Entries from a dataset:
= = =
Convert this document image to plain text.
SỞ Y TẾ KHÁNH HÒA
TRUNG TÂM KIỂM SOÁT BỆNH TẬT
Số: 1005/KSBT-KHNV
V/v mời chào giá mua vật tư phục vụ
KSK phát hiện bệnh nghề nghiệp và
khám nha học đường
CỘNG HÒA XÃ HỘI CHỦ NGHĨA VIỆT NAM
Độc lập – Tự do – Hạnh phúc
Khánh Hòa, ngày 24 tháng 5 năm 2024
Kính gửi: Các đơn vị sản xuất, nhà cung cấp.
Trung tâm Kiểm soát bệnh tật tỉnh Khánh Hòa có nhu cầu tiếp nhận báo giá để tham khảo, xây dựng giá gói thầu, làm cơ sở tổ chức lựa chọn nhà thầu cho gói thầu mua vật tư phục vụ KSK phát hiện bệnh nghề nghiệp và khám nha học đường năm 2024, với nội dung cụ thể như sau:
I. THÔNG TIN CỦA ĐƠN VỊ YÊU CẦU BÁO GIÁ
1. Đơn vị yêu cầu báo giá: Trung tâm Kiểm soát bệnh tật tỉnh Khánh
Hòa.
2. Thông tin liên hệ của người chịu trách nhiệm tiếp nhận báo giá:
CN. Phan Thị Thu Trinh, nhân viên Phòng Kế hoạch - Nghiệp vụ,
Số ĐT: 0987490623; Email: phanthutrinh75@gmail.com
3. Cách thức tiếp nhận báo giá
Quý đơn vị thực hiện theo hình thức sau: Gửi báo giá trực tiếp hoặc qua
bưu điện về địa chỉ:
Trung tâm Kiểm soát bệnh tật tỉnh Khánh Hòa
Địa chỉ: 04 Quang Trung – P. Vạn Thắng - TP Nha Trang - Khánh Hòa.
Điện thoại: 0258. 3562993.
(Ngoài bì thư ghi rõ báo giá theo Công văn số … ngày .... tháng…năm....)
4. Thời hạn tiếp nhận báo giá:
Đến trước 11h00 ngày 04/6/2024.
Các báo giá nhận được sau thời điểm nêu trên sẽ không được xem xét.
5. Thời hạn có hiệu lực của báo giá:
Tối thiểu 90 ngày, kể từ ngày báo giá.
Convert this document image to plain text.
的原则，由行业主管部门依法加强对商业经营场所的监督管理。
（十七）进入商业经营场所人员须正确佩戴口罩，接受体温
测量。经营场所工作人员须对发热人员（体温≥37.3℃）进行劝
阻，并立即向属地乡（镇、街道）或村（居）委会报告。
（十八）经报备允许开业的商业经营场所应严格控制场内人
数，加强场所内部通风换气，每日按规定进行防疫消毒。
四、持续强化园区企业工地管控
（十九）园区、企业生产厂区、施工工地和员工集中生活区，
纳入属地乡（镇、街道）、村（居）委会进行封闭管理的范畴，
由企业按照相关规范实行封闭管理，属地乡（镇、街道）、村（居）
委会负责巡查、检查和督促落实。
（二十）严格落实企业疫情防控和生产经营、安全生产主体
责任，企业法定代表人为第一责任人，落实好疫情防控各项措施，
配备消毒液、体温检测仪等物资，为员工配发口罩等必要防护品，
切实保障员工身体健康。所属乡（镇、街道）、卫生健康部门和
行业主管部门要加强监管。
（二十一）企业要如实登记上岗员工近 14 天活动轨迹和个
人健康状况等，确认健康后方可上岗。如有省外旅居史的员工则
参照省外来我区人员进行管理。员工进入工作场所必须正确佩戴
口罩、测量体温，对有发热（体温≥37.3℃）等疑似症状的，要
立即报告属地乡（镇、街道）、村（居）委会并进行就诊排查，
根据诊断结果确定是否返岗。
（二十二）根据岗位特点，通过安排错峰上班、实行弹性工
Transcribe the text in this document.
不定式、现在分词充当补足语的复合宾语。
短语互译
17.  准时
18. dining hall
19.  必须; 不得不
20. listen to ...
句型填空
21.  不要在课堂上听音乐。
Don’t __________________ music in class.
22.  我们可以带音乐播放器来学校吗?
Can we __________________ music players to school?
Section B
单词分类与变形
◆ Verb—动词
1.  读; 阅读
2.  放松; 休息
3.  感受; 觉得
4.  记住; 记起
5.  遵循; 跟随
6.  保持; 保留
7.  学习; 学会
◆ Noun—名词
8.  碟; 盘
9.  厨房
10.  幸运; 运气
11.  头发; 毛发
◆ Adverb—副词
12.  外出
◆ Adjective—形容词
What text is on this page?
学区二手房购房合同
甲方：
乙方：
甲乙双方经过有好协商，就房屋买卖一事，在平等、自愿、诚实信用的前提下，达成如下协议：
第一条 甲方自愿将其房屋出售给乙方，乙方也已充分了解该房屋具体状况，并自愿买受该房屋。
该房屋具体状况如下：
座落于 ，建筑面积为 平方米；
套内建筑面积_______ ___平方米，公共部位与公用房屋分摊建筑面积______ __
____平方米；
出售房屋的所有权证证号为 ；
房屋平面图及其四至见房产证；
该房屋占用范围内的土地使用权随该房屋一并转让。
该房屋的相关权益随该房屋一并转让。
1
= = =
Exercise objective -
Which lines contain "tháng"? Copy each of them.

Correct answer -
Khánh Hòa, ngày 24 tháng 5 năm 2024
(Ngoài bì thư ghi rõ báo giá theo Công văn số … ngày .... tháng…năm....)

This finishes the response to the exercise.